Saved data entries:

*****

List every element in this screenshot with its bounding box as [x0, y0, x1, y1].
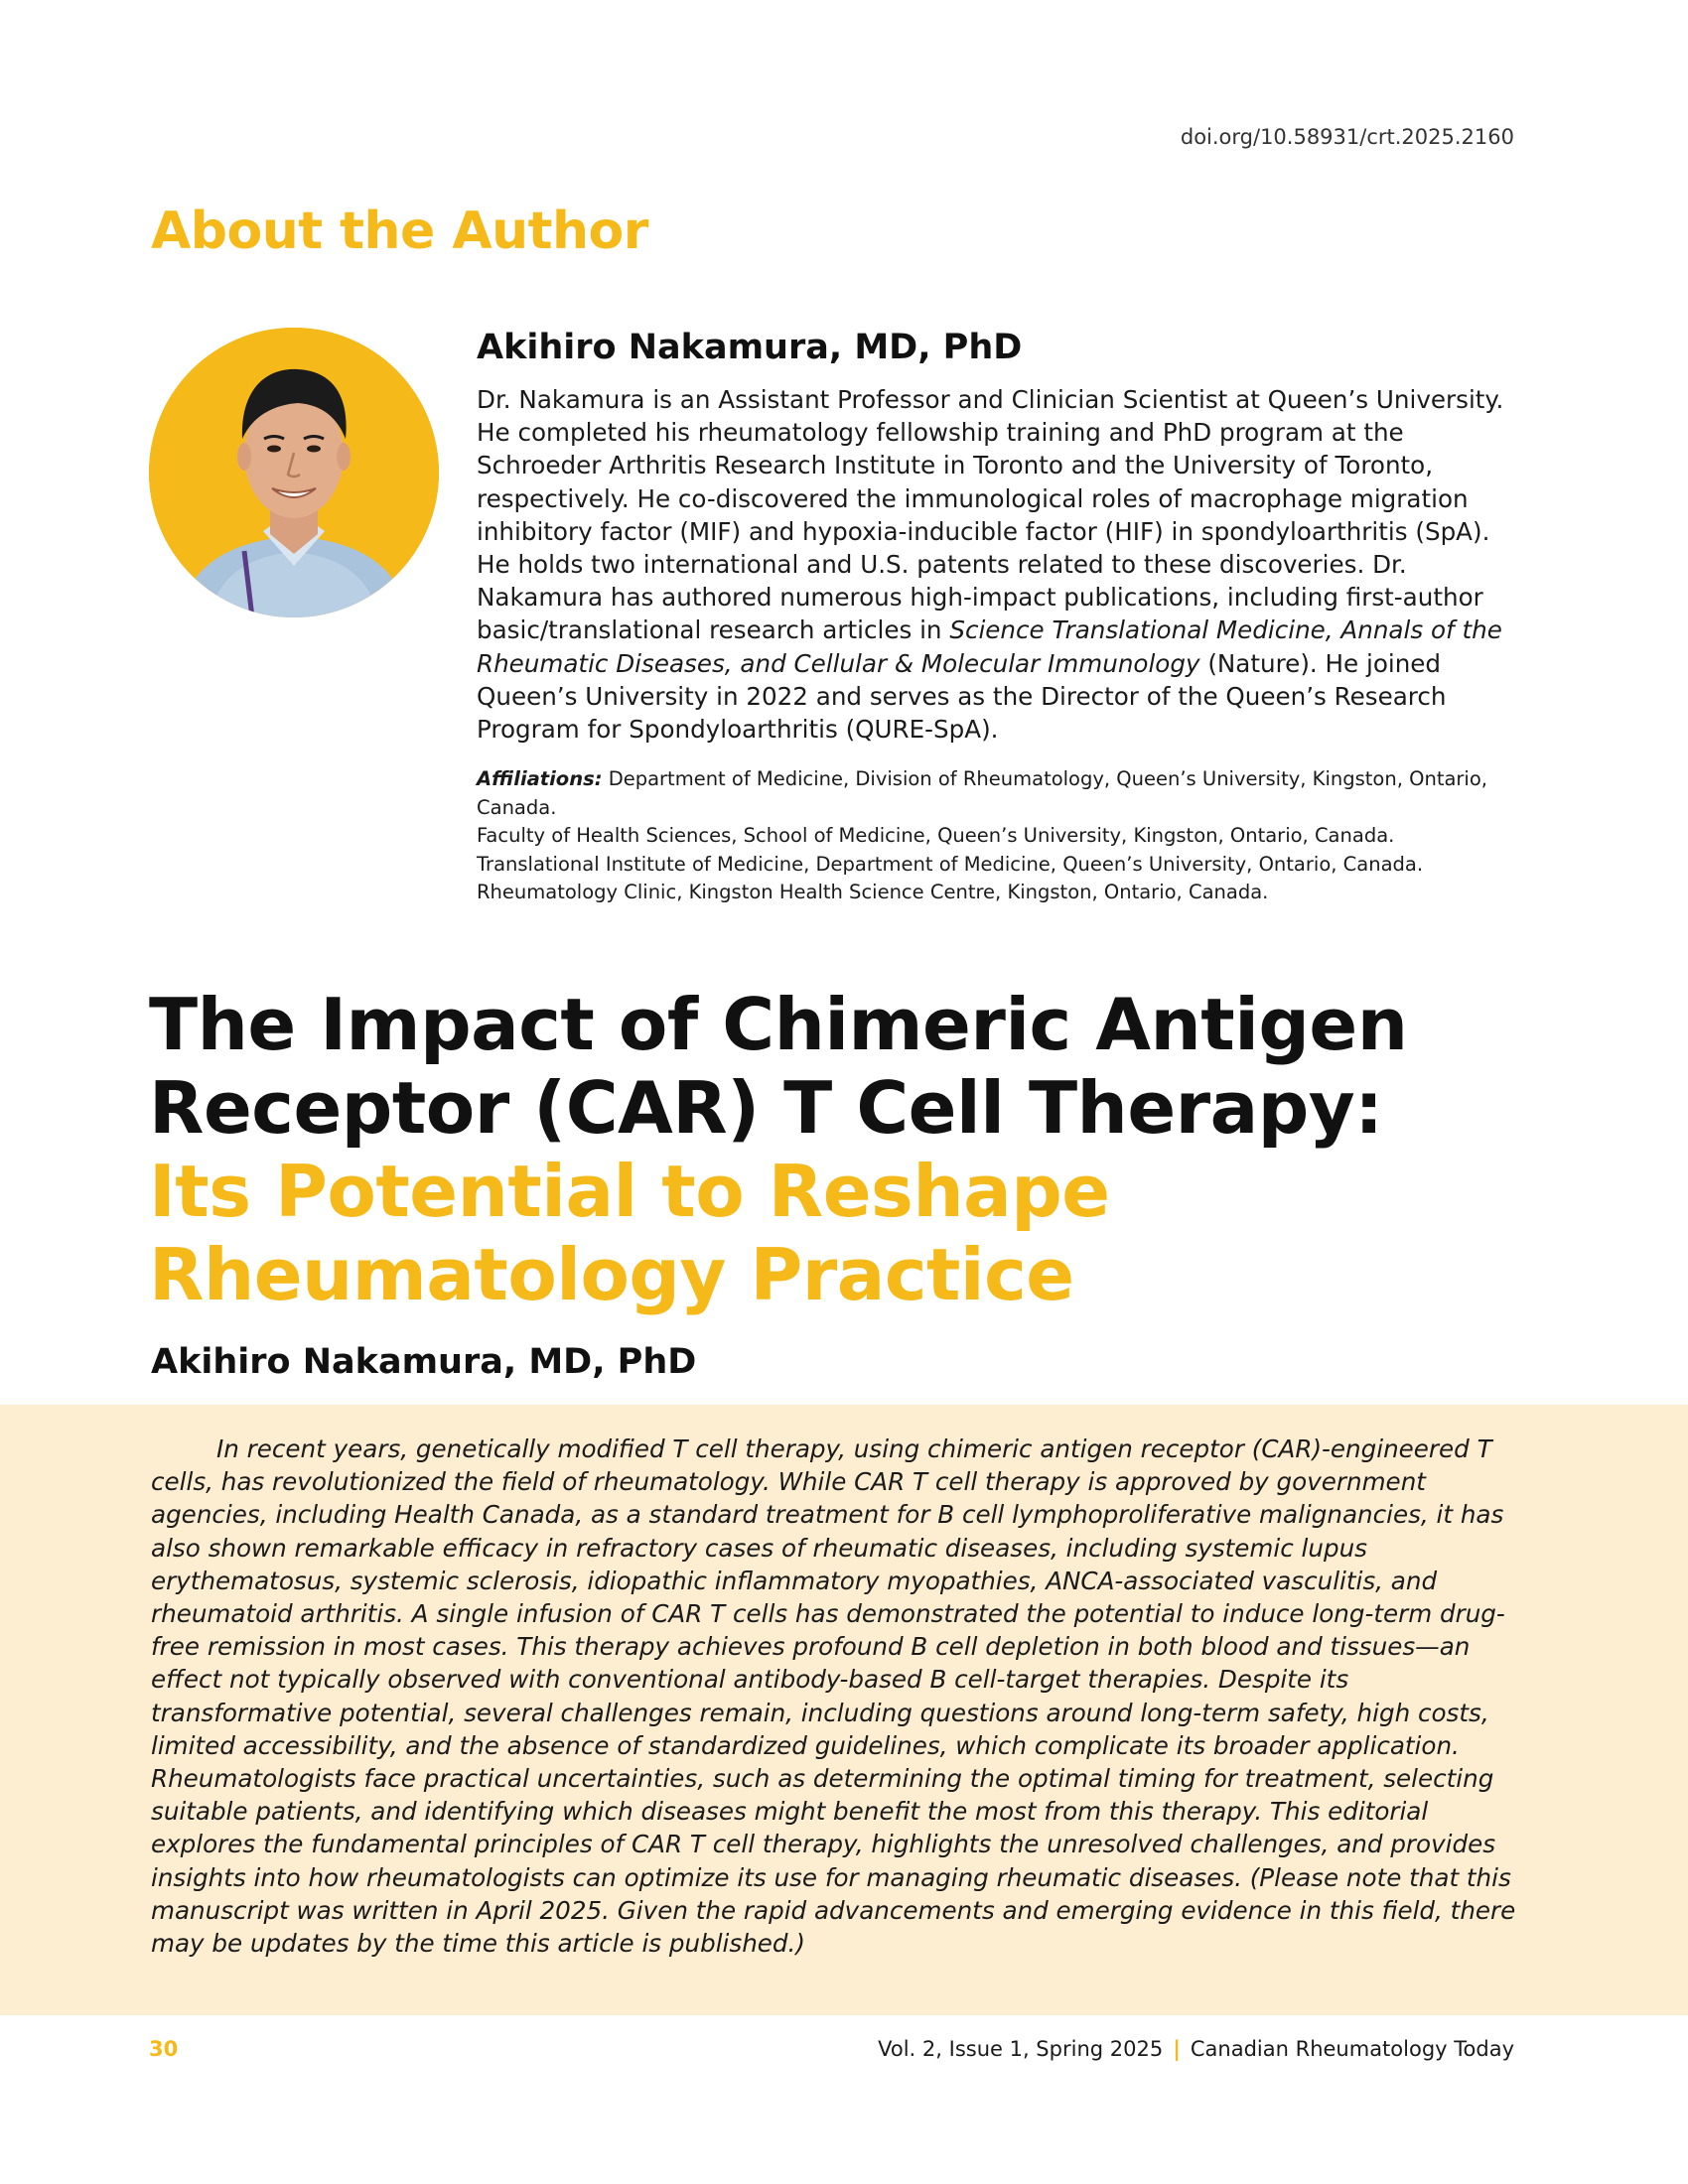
article-author: Akihiro Nakamura, MD, PhD [151, 1342, 697, 1382]
title-line-2: Receptor (CAR) T Cell Therapy: [149, 1066, 1383, 1150]
subtitle-line-2: Rheumatology Practice [149, 1233, 1074, 1316]
doi-link[interactable]: doi.org/10.58931/crt.2025.2160 [1180, 125, 1514, 149]
affiliation-4: Rheumatology Clinic, Kingston Health Science Centre, Kingston, Ontario, Canada. [477, 881, 1269, 904]
footer-journal-name: Canadian Rheumatology Today [1190, 2037, 1514, 2061]
bio-paragraph [477, 383, 1519, 746]
footer-issue: Vol. 2, Issue 1, Spring 2025 [878, 2037, 1164, 2061]
bio-text-part2: (Nature). He joined Queen’s University in 2022 and serves as the Director of the Queen’s Research Program for Spondyloarthritis (QURE-SpA). [477, 648, 1447, 745]
abstract-box [0, 1405, 1688, 2015]
footer-journal-info [878, 2037, 1514, 2061]
affiliation-1-text: Department of Medicine, Division of Rheumatology, Queen’s University, Kingston, Ontario, Canada. [477, 767, 1487, 819]
author-bio-block [477, 328, 1519, 907]
subtitle-line-1: Its Potential to Reshape [149, 1150, 1110, 1233]
author-portrait-illustration [149, 328, 439, 617]
author-photo [149, 328, 439, 617]
footer-separator: | [1173, 2037, 1181, 2061]
abstract-text: In recent years, genetically modified T cell therapy, using chimeric antigen receptor (CAR)-engineered T cells, has revolutionized the field of rheumatology. While CAR T cell therapy is approved by government agencies, including Health Canada, as a standard treatment for B cell lymphoproliferative malignancies, it has also shown remarkable efficacy in refractory cases of rheumatic diseases, including systemic lupus erythematosus, systemic sclerosis, idiopathic inflammatory myopathies, ANCA-associated vasculitis, and rheumatoid arthritis. A single infusion of CAR T cells has demonstrated the potential to induce long-term drug-free remission in most cases. This therapy achieves profound B cell depletion in both blood and tissues—an effect not typically observed with conventional antibody-based B cell-target therapies. Despite its transformative potential, several challenges remain, including questions around long-term safety, high costs, limited accessibility, and the absence of standardized guidelines, which complicate its broader application. Rheumatologists face practical uncertainties, such as determining the optimal timing for treatment, selecting suitable patients, and identifying which diseases might benefit the most from this therapy. This editorial explores the fundamental principles of CAR T cell therapy, highlights the unresolved challenges, and provides insights into how rheumatologists can optimize its use for managing rheumatic diseases. (Please note that this manuscript was written in April 2025. Given the rapid advancements and emerging evidence in this field, there may be updates by the time this article is published.) [151, 1434, 1516, 1959]
affiliations [477, 765, 1519, 907]
affiliation-3: Translational Institute of Medicine, Department of Medicine, Queen’s University, Ontario, Canada. [477, 852, 1424, 876]
about-author-heading: About the Author [151, 202, 648, 261]
page-number: 30 [149, 2037, 179, 2061]
affiliations-label: Affiliations: [477, 767, 603, 791]
affiliation-2: Faculty of Health Sciences, School of Medicine, Queen’s University, Kingston, Ontario, Canada. [477, 824, 1395, 848]
article-title [149, 983, 1539, 1316]
bio-text-part1: Dr. Nakamura is an Assistant Professor and Clinician Scientist at Queen’s University. He completed his rheumatology fellowship training and PhD program at the Schroeder Arthritis Research Institute in Toronto and the University of Toronto, respectively. He co-discovered the immunological roles of macrophage migration inhibitory factor (MIF) and hypoxia-inducible factor (HIF) in spondyloarthritis (SpA). He holds two international and U.S. patents related to these discoveries. Dr. Nakamura has authored numerous high-impact publications, including first-author basic/translational research articles in [477, 385, 1504, 645]
bio-journals-italic: Science Translational Medicine, Annals of the Rheumatic Diseases, and Cellular & Molecular Immunology [477, 615, 1502, 678]
bio-author-name: Akihiro Nakamura, MD, PhD [477, 328, 1023, 367]
affiliation-1 [477, 765, 1519, 822]
title-line-1: The Impact of Chimeric Antigen [149, 983, 1408, 1066]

*****

Copy out every line of the data that includes the word "subtitle".

subtitle-line-2: Rheumatology Practice [149, 1233, 1074, 1316]
subtitle-line-1: Its Potential to Reshape [149, 1150, 1110, 1233]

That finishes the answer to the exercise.